# [Request]
Retype the whole listing below, character for character.

[Entries taken from a collection]
──────────────────────────────

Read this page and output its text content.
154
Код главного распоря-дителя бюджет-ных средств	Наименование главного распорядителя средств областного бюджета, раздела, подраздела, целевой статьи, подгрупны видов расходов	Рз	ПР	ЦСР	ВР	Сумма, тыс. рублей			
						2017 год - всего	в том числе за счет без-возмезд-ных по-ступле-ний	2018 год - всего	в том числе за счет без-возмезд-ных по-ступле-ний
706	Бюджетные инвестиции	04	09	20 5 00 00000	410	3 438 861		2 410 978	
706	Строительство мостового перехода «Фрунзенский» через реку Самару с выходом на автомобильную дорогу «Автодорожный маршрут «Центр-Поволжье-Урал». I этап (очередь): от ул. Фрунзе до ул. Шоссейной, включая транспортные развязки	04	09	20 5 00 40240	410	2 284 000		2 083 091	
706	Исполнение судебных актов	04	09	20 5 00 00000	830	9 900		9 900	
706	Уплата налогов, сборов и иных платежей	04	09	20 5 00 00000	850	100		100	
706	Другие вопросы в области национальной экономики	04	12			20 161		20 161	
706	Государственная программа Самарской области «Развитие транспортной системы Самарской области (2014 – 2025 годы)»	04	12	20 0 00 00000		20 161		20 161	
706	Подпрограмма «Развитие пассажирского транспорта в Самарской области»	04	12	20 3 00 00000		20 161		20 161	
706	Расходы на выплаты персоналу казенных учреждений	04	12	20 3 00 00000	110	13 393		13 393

──────────────────────────────

# [In response]
Read this page and output its text content.
154
Код главного распоря-дителя бюджет-ных средств	Наименование главного распорядителя средств областного бюджета, раздела, подраздела, целевой статьи, подгрупны видов расходов	Рз	ПР	ЦСР	ВР	Сумма, тыс. рублей			
						2017 год - всего	в том числе за счет без-возмезд-ных по-ступле-ний	2018 год - всего	в том числе за счет без-возмезд-ных по-ступле-ний
706	Бюджетные инвестиции	04	09	20 5 00 00000	410	3 438 861		2 410 978	
706	Строительство мостового перехода «Фрунзенский» через реку Самару с выходом на автомобильную дорогу «Автодорожный маршрут «Центр-Поволжье-Урал». I этап (очередь): от ул. Фрунзе до ул. Шоссейной, включая транспортные развязки	04	09	20 5 00 40240	410	2 284 000		2 083 091	
706	Исполнение судебных актов	04	09	20 5 00 00000	830	9 900		9 900	
706	Уплата налогов, сборов и иных платежей	04	09	20 5 00 00000	850	100		100	
706	Другие вопросы в области национальной экономики	04	12			20 161		20 161	
706	Государственная программа Самарской области «Развитие транспортной системы Самарской области (2014 – 2025 годы)»	04	12	20 0 00 00000		20 161		20 161	
706	Подпрограмма «Развитие пассажирского транспорта в Самарской области»	04	12	20 3 00 00000		20 161		20 161	
706	Расходы на выплаты персоналу казенных учреждений	04	12	20 3 00 00000	110	13 393		13 393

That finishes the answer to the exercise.